- _Exercise_
Repeat the records in full and exactly, omitting pictures.

Stored records
▼

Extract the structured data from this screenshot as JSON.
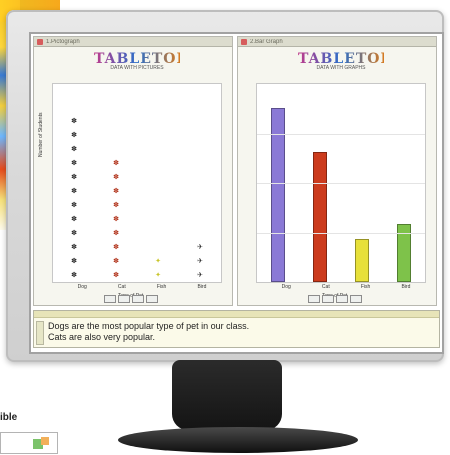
{
  "app": {
    "left_pane": {
      "logo_word": "TABLETOP",
      "tagline": "DATA WITH PICTURES",
      "titlebar_text": "1.Pictograph",
      "x_axis_label": "Type of Pet",
      "y_axis_label": "Number of Students",
      "categories": [
        "Dog",
        "Cat",
        "Fish",
        "Bird"
      ]
    },
    "right_pane": {
      "logo_word": "TABLETOP",
      "tagline": "DATA WITH GRAPHS",
      "titlebar_text": "2.Bar Graph",
      "x_axis_label": "Type of Pet",
      "categories": [
        "Dog",
        "Cat",
        "Fish",
        "Bird"
      ]
    },
    "notes": {
      "line1": "Dogs are the most popular type of pet in our class.",
      "line2": "Cats are also very popular."
    }
  },
  "caption": "ible",
  "chart_data": [
    {
      "type": "pictograph",
      "categories": [
        "Dog",
        "Cat",
        "Fish",
        "Bird"
      ],
      "values": [
        12,
        9,
        2,
        3
      ],
      "xlabel": "Type of Pet",
      "ylabel": "Number of Students"
    },
    {
      "type": "bar",
      "categories": [
        "Dog",
        "Cat",
        "Fish",
        "Bird"
      ],
      "values": [
        12,
        9,
        3,
        4
      ],
      "colors": [
        "#8a79d6",
        "#cc3b1d",
        "#e7e03a",
        "#7ec24a"
      ],
      "xlabel": "Type of Pet",
      "ylim": [
        0,
        13
      ]
    }
  ]
}
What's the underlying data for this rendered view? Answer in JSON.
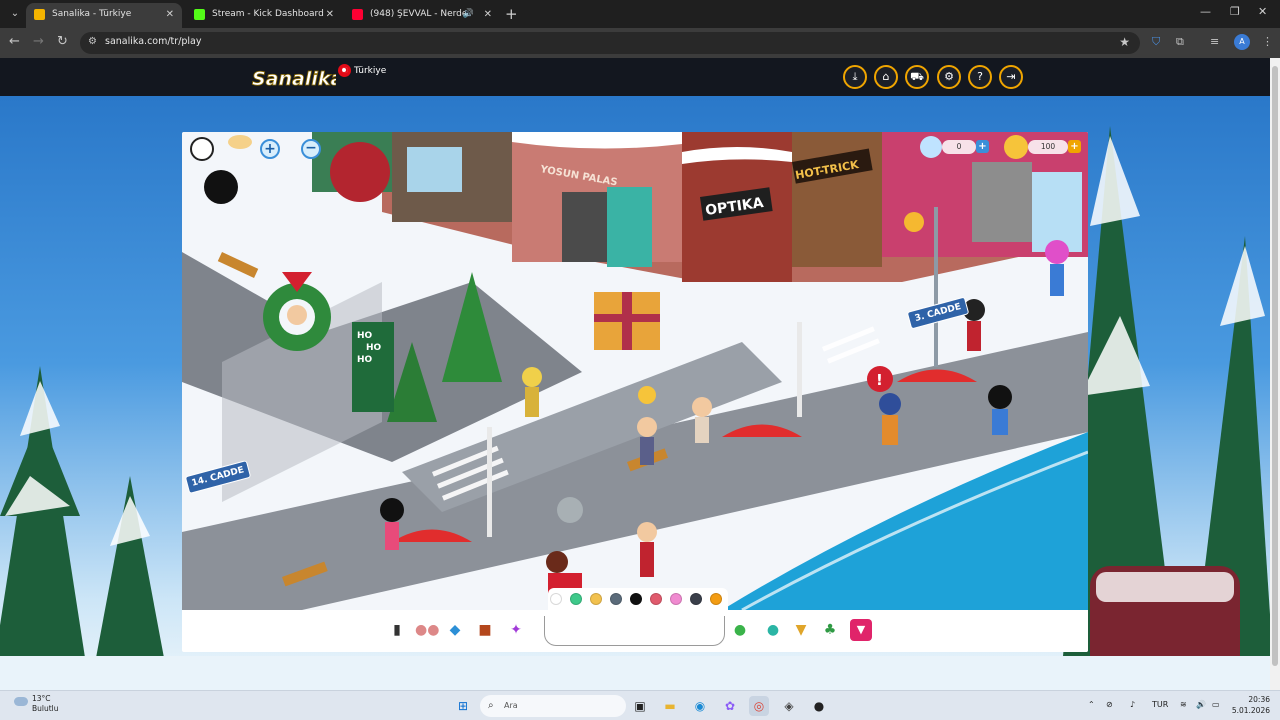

▲

- _Solved problem_
Extract the structured data from this screenshot as JSON.
{
  "app": {
    "left_pane": {
      "logo_word": "TABLETOP",
      "tagline": "DATA WITH PICTURES",
      "titlebar_text": "1.Pictograph",
      "x_axis_label": "Type of Pet",
      "y_axis_label": "Number of Students",
      "categories": [
        "Dog",
        "Cat",
        "Fish",
        "Bird"
      ]
    },
    "right_pane": {
      "logo_word": "TABLETOP",
      "tagline": "DATA WITH GRAPHS",
      "titlebar_text": "2.Bar Graph",
      "x_axis_label": "Type of Pet",
      "categories": [
        "Dog",
        "Cat",
        "Fish",
        "Bird"
      ]
    },
    "notes": {
      "line1": "Dogs are the most popular type of pet in our class.",
      "line2": "Cats are also very popular."
    }
  },
  "caption": "ible",
  "chart_data": [
    {
      "type": "pictograph",
      "categories": [
        "Dog",
        "Cat",
        "Fish",
        "Bird"
      ],
      "values": [
        12,
        9,
        2,
        3
      ],
      "xlabel": "Type of Pet",
      "ylabel": "Number of Students"
    },
    {
      "type": "bar",
      "categories": [
        "Dog",
        "Cat",
        "Fish",
        "Bird"
      ],
      "values": [
        12,
        9,
        3,
        4
      ],
      "colors": [
        "#8a79d6",
        "#cc3b1d",
        "#e7e03a",
        "#7ec24a"
      ],
      "xlabel": "Type of Pet",
      "ylim": [
        0,
        13
      ]
    }
  ]
}
What's the underlying data for this rendered view? Answer in JSON.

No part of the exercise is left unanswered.